Written request → Return each line containing "attitude".

Entries with figure data →
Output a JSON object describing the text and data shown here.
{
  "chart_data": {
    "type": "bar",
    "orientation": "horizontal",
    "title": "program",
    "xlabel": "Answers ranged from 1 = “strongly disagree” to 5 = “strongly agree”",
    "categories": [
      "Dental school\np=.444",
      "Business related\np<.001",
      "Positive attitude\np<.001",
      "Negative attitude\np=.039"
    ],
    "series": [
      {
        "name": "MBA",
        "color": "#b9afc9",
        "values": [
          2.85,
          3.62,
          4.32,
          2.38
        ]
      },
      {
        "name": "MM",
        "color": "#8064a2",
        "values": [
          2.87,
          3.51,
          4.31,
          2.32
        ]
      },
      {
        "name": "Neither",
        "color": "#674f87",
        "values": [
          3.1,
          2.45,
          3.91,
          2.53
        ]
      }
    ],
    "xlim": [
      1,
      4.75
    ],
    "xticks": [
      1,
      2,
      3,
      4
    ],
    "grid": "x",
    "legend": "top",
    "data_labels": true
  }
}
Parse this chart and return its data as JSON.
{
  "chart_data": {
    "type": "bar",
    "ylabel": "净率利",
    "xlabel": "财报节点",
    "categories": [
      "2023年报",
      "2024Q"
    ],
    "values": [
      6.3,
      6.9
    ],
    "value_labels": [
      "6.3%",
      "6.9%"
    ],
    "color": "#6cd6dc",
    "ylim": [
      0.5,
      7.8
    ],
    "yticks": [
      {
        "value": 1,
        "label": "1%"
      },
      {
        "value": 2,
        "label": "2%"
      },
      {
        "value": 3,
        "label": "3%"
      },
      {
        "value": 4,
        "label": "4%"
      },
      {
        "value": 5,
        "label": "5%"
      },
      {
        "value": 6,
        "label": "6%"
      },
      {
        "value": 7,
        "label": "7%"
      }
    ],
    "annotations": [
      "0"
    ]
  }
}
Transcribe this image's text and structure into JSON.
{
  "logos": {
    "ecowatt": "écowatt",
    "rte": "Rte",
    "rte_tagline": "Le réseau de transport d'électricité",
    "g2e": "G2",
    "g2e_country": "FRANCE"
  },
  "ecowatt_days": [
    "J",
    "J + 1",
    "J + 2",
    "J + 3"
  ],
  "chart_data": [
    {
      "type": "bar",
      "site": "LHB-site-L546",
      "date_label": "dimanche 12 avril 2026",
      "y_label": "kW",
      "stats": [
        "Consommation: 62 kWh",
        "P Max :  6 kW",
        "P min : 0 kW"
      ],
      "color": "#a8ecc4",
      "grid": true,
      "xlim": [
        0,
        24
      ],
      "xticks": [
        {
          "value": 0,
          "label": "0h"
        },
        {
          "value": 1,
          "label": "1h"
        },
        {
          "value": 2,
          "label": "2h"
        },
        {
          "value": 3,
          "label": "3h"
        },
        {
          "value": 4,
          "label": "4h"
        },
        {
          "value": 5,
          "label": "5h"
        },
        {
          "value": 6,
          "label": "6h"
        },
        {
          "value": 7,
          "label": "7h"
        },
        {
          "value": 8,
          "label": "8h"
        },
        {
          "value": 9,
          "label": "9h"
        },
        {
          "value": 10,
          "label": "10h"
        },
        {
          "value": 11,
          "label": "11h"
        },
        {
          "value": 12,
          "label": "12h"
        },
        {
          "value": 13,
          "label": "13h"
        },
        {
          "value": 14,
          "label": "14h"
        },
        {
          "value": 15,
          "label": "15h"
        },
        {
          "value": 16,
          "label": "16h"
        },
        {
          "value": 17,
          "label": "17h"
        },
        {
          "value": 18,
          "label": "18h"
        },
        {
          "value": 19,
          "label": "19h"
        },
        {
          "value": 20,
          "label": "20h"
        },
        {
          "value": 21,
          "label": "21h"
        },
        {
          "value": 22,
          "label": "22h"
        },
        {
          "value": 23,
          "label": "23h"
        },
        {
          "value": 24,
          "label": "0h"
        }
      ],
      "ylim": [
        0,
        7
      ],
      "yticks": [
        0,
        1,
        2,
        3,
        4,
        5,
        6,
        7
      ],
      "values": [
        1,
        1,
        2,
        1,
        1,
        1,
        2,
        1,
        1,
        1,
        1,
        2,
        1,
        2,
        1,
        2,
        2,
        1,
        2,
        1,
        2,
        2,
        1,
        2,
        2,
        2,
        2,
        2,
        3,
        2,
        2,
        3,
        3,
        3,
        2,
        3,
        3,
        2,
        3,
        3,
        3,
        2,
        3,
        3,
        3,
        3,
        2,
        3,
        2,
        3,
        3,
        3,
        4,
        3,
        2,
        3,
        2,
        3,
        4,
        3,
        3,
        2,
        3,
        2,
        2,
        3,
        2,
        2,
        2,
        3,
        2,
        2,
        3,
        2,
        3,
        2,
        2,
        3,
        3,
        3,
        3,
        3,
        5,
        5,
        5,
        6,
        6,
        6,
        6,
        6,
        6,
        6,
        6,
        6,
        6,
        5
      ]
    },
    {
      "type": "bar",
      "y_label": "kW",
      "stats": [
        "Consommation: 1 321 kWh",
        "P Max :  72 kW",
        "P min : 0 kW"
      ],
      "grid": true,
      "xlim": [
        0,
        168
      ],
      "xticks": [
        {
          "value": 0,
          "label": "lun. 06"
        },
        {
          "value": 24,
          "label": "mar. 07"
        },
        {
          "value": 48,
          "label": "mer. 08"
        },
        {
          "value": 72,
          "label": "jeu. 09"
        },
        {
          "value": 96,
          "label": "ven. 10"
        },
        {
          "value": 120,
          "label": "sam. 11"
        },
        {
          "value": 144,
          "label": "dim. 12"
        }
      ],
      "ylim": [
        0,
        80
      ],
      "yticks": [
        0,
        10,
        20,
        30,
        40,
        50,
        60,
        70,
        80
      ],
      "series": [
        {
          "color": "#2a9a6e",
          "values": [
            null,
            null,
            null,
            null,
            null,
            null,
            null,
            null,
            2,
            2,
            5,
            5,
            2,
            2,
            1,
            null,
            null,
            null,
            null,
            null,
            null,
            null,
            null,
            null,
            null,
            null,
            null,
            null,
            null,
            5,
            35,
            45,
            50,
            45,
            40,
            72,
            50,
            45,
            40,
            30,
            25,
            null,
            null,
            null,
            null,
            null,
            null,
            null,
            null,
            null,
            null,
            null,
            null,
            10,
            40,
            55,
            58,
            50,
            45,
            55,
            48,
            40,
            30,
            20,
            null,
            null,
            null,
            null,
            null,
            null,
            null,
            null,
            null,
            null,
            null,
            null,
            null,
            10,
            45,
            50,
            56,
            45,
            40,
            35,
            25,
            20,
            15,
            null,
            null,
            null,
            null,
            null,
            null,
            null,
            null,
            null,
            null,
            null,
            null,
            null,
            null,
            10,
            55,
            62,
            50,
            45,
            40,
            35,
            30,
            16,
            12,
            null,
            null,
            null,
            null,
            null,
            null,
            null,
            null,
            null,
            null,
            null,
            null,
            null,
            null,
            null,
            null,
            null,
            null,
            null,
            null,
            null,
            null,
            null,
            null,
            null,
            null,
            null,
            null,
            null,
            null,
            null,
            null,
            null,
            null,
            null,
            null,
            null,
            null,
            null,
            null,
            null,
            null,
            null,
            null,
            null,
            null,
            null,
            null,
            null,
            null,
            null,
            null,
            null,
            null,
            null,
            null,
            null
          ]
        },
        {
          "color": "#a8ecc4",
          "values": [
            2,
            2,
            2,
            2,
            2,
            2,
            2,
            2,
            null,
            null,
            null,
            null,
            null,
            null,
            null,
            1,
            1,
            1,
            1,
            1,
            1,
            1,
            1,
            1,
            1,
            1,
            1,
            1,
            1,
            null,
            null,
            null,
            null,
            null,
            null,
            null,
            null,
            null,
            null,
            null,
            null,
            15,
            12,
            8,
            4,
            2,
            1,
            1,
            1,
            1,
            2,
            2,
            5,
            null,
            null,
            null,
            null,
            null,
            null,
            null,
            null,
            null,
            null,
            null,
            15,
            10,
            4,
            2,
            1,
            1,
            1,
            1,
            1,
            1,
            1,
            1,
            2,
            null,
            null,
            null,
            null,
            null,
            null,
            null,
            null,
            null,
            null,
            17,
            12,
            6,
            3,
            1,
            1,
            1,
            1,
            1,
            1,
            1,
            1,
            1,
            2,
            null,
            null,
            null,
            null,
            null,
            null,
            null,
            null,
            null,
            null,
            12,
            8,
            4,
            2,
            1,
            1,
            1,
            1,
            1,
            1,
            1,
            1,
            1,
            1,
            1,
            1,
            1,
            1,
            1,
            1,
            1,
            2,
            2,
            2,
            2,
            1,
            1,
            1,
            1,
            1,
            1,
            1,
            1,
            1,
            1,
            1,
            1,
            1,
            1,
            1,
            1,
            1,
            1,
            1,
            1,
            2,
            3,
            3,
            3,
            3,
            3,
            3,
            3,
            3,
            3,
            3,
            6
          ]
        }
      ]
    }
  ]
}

Response for this exercise →
      "Positive attitude\np<.001",
      "Negative attitude\np=.039"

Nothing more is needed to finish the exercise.